To do: Can you carry the news article about New Ulm's bobblehead tourism campaign forward, starting after its final sentence?

Exercise text:
+ + + + +

NEW ULM — Tourism targeting in New Ulm, which has always made hay with the hip-replacement set, is aiming to get hipper.
A $50,000 bobblehead-centric ad campaign has been launched to pitch the city’s charms to a younger demographic.
“We do pretty well with retired folks, and that’s great. We’ll take that until the cows come home,” Convention and Visitors Bureau Manager Terry Sveine said.
But tweaking the visitor base to skew younger requires a different take on the city’s German-heritage theme. That’s because ethnic tourism doesn’t resonate with young people, Sveine said.
Enter Haberman Modern Storytellers, a Minneapolis firm selected from about 20 marketing agencies approached by the city.
The firm’s approach seeks to override New Ulm’s stuffy-and-old German stereotype with a “Germans Have More Fun” campaign (GermansHaveMoreFun.com) that makes use of social media and touts a video featuring the town’s icon ... out on the town.
In the website video, Hermann the German warrior in bobblehead form takes center stage as a sightseeing, bar-hopping boulevardier, flitting from bistro to park to golf course.

+ + + + +

Page segmentation lines:
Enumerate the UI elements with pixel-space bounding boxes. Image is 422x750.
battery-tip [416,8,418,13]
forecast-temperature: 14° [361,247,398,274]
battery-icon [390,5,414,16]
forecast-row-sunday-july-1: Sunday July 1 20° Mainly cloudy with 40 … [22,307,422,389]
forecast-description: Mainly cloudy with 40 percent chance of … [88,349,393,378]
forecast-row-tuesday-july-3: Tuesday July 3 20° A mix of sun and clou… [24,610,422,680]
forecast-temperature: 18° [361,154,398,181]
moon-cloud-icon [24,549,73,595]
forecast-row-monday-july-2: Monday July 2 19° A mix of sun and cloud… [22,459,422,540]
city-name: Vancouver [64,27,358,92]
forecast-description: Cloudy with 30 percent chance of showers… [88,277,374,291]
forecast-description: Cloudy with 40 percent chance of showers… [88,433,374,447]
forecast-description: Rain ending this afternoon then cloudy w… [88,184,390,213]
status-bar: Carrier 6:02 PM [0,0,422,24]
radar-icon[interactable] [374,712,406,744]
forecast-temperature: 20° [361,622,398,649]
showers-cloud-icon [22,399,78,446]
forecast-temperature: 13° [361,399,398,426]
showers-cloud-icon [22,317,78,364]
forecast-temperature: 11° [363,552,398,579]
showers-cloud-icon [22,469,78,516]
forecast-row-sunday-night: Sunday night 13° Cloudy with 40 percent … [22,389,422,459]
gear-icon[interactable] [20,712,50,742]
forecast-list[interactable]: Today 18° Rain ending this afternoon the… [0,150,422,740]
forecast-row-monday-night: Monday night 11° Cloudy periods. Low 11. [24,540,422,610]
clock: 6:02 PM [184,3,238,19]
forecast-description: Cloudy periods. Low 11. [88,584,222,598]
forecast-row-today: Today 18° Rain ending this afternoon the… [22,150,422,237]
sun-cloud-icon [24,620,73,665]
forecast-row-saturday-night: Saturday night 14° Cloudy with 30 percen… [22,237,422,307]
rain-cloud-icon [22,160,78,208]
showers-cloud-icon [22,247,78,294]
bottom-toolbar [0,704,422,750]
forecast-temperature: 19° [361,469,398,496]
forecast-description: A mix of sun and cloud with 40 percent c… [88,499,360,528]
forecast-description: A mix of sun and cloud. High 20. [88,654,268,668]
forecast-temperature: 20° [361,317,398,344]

+ + + + +

Result below:
Hermann, who led a slaughter of invading Roman soldiers in 9 A.D., is now being positioned as New Ulm’s “mascot of merriment.”
And lest the video’s viewers don’t pick up on its German-is-fun message, the web page also features a photo of buxom beer-hall frauleins hoisting steins of brew.
The ad campaign was literally pitched to the public the other night, when Hermann T-shirts were tossed to fans at a St. Paul Saints baseball game.
Laura Nefs of Haberman, the ad campaign’s 29-year-old manager, said she and a colleague spent two days in New Ulm to get a handle on how to get the 25-35 crowd not only to day-trip in the city but to stay overnight.
“Our charge is to get more heads in beds,” she said. “We want to take New Ulm’s German heritage to an exciting, fun, hip level.”
The campaign will run through November. Funding for the Convention and Visitors Bureau comes from city lodging taxes.